#### THE REQUEST:
Scan the data beneath this task and copy each line that includes "color".

#### SOURCE RECORDS:
* * *

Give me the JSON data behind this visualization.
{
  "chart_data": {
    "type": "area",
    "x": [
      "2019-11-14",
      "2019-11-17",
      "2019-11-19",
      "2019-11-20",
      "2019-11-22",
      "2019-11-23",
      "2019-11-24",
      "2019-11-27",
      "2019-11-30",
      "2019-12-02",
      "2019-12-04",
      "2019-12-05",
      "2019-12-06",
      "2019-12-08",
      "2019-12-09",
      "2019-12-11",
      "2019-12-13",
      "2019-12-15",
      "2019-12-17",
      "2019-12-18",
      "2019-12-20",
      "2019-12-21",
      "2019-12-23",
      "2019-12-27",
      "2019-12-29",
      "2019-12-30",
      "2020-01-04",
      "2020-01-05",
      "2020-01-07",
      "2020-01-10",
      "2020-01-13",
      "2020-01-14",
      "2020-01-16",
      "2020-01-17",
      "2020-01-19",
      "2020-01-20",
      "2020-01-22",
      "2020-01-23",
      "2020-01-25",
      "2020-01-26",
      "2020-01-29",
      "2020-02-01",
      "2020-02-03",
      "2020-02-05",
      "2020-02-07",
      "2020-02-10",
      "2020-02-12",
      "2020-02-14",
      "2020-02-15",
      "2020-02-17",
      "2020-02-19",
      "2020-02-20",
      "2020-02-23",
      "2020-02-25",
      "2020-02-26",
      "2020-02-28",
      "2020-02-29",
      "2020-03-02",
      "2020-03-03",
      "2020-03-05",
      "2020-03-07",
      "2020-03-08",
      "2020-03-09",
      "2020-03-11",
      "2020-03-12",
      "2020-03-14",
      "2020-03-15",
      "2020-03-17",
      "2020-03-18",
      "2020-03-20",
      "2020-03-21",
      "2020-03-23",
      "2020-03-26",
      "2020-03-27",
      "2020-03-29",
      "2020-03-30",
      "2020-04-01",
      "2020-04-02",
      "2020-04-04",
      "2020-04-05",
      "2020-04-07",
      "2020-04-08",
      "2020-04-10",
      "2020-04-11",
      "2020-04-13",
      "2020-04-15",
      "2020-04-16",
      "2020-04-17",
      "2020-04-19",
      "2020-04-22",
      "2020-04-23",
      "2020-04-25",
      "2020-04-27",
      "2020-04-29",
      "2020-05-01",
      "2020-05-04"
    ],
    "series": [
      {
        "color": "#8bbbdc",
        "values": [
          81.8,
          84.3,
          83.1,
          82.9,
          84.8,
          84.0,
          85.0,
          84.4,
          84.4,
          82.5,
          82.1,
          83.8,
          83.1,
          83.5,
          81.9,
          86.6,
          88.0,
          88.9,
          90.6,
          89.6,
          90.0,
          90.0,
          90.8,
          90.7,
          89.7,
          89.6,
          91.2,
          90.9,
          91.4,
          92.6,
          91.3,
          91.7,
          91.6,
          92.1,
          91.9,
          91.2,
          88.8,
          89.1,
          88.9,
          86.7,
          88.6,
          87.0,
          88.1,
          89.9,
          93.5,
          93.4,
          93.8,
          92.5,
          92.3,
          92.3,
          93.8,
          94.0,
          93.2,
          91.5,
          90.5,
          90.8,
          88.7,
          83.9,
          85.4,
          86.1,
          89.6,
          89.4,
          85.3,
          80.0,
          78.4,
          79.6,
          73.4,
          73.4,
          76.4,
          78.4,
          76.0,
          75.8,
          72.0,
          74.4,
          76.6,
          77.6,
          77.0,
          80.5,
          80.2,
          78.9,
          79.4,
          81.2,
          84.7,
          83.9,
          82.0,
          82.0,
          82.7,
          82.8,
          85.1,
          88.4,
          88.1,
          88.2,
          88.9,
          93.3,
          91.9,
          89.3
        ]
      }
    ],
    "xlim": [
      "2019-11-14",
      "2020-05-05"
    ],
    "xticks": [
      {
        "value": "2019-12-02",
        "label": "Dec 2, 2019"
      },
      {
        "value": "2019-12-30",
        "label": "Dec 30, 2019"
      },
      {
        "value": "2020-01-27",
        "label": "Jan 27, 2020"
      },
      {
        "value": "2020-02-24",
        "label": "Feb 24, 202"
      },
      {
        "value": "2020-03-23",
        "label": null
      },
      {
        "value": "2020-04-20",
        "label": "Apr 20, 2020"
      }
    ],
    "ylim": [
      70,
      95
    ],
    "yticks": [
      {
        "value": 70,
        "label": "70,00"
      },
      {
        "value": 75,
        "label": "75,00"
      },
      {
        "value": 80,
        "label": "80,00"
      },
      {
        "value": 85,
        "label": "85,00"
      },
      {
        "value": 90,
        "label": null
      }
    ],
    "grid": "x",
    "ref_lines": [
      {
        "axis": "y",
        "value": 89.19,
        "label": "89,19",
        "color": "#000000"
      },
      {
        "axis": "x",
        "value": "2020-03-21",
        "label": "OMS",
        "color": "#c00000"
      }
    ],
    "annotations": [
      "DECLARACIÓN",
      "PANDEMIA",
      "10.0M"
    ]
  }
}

* * *

#### CORRECT RESULT:
        "color": "#8bbbdc",
        "color": "#000000"
        "color": "#c00000"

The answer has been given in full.